[Saved entries]
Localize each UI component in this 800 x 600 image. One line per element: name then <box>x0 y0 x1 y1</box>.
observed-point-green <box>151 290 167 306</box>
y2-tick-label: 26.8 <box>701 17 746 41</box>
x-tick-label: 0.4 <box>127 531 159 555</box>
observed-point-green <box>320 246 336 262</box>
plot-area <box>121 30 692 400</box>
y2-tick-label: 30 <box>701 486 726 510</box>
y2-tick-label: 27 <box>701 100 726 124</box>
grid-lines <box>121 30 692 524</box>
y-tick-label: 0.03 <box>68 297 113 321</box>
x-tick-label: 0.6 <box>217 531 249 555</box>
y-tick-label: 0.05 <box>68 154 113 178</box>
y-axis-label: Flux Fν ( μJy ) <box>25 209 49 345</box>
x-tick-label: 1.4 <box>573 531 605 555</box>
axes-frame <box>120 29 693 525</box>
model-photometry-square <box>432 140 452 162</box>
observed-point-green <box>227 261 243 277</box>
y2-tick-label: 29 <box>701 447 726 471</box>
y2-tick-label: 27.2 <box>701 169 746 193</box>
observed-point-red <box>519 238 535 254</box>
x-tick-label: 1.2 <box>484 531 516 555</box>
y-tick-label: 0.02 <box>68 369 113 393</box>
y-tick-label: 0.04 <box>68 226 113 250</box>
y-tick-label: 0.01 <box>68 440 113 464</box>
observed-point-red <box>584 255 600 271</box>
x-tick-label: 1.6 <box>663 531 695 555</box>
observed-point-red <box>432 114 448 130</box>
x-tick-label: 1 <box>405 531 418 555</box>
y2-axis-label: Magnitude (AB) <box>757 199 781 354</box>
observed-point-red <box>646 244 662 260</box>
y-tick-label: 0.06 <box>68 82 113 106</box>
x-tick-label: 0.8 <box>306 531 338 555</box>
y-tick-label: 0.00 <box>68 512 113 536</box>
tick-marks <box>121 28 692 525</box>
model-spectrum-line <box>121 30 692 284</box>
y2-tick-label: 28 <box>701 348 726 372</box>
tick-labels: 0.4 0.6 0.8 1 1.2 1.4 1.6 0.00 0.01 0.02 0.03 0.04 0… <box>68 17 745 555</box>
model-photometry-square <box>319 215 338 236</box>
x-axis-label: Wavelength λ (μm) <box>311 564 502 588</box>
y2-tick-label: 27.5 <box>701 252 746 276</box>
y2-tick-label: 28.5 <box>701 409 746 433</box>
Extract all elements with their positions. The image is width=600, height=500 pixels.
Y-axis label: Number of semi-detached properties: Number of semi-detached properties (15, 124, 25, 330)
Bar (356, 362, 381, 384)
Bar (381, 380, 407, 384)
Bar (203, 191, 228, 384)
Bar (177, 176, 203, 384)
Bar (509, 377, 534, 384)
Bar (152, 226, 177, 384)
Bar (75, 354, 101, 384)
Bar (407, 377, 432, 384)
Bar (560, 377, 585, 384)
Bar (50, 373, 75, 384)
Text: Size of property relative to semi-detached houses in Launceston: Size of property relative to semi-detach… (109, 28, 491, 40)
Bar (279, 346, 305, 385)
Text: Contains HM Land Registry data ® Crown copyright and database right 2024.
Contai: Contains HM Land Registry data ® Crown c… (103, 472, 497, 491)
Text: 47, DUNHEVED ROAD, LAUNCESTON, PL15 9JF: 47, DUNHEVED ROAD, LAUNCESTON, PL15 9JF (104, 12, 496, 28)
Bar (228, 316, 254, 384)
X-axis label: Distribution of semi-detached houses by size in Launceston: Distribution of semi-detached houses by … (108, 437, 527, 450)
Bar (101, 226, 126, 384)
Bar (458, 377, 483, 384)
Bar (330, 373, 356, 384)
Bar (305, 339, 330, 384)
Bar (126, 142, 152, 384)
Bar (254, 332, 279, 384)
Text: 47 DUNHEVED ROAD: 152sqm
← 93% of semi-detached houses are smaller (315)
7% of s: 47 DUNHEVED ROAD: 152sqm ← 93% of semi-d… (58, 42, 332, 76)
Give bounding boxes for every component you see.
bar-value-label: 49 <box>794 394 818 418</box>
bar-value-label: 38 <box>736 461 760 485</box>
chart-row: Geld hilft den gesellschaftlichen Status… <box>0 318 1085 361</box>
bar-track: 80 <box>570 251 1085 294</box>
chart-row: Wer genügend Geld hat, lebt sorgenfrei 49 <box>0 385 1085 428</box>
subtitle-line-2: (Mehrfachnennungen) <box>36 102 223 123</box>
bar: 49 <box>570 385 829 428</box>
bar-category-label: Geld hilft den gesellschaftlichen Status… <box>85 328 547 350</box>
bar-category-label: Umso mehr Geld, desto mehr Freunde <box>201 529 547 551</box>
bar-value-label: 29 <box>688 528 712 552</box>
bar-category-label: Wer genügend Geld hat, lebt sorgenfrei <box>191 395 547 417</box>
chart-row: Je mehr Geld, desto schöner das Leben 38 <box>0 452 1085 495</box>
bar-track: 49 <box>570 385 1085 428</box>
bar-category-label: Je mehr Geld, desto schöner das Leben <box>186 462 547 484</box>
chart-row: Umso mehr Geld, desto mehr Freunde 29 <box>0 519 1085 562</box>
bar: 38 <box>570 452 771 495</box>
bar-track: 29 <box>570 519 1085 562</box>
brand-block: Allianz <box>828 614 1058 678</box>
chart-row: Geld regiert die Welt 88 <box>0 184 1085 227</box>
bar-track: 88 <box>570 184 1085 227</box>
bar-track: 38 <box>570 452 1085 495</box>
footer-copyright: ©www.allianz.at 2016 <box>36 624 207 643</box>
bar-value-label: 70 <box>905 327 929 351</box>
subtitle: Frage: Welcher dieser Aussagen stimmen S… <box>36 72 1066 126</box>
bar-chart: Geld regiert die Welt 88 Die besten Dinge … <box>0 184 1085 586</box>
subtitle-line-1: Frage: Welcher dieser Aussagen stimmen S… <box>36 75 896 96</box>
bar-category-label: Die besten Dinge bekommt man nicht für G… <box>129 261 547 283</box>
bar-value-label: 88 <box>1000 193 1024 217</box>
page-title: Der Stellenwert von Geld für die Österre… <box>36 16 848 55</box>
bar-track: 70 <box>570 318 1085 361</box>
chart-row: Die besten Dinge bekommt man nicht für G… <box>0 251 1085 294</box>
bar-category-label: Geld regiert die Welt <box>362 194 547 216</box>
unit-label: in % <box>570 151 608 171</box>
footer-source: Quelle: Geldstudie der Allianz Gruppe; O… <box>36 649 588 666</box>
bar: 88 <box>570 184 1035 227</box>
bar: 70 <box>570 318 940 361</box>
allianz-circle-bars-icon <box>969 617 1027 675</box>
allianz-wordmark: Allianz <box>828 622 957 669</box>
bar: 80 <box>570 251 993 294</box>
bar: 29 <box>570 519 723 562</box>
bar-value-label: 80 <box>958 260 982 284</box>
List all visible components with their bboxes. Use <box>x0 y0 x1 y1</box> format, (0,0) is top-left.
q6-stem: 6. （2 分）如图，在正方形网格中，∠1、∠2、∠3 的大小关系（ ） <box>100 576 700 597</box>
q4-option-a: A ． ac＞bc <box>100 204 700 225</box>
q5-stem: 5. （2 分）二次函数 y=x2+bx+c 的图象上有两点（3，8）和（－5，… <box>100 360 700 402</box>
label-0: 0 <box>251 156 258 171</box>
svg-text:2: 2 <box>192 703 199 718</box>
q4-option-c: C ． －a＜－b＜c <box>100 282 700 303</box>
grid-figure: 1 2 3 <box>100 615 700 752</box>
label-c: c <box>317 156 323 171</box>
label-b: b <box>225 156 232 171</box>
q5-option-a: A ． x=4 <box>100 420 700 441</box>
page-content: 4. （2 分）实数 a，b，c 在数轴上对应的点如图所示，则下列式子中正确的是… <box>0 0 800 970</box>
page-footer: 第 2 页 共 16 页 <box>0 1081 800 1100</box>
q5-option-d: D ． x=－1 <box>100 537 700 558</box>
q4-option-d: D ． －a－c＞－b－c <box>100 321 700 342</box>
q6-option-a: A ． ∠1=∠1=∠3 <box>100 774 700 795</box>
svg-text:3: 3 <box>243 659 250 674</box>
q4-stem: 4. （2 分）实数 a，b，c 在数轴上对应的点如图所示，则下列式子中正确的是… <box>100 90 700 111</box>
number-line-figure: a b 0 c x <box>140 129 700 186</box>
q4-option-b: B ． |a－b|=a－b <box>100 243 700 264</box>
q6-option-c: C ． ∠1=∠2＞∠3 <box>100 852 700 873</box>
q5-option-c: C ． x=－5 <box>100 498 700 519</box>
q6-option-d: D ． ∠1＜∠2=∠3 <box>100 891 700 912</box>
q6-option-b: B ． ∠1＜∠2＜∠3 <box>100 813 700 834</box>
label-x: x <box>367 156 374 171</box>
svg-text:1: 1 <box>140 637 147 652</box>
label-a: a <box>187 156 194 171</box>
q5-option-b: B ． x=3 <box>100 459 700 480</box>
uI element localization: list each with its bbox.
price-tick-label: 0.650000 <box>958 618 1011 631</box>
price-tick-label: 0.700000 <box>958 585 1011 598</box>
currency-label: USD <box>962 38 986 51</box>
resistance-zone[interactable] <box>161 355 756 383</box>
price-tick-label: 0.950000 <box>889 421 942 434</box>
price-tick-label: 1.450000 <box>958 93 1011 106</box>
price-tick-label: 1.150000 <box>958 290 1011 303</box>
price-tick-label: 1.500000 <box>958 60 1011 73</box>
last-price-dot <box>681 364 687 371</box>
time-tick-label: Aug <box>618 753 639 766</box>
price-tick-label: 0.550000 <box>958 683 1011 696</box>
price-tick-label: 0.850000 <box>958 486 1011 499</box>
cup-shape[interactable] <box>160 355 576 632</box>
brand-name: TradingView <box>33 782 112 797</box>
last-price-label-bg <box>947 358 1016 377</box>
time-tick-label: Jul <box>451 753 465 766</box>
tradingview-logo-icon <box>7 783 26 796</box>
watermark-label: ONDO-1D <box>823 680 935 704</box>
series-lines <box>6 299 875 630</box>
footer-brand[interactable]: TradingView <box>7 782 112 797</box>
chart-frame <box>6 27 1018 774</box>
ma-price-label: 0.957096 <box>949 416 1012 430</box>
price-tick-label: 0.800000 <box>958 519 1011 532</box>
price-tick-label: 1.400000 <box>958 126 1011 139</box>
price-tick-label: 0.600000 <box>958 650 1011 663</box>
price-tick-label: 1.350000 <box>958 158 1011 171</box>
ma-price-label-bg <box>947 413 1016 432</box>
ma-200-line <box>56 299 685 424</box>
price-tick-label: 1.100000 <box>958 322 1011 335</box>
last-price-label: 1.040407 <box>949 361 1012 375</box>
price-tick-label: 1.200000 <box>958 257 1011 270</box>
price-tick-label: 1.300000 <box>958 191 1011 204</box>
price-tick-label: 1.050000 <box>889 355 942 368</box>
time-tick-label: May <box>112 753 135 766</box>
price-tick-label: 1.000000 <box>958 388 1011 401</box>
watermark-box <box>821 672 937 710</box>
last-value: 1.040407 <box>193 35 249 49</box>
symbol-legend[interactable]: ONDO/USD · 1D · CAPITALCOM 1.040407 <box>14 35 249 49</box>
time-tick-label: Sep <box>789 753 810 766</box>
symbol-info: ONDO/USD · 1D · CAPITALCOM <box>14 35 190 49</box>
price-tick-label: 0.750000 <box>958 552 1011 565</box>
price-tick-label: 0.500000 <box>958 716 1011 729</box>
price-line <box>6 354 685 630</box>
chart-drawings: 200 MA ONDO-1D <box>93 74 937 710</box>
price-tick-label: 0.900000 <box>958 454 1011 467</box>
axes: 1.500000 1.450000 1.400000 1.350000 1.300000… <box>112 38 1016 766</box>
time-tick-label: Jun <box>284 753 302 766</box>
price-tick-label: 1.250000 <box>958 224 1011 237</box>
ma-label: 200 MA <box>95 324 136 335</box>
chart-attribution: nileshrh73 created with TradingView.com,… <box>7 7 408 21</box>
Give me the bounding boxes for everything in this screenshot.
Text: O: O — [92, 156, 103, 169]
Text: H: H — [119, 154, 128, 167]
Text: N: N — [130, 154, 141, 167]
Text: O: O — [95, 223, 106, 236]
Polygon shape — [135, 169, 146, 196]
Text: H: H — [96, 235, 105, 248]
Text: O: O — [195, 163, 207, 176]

What is expected: Copy out the lines of the records word for word, from the first line of the records through the line containing "observed-point-green <box>320 246", with both of those lines included.

Result for this task:
Localize each UI component in this 800 x 600 image. One line per element: name then <box>x0 y0 x1 y1</box>.
observed-point-green <box>151 290 167 306</box>
y2-tick-label: 26.8 <box>701 17 746 41</box>
x-tick-label: 0.4 <box>127 531 159 555</box>
observed-point-green <box>320 246 336 262</box>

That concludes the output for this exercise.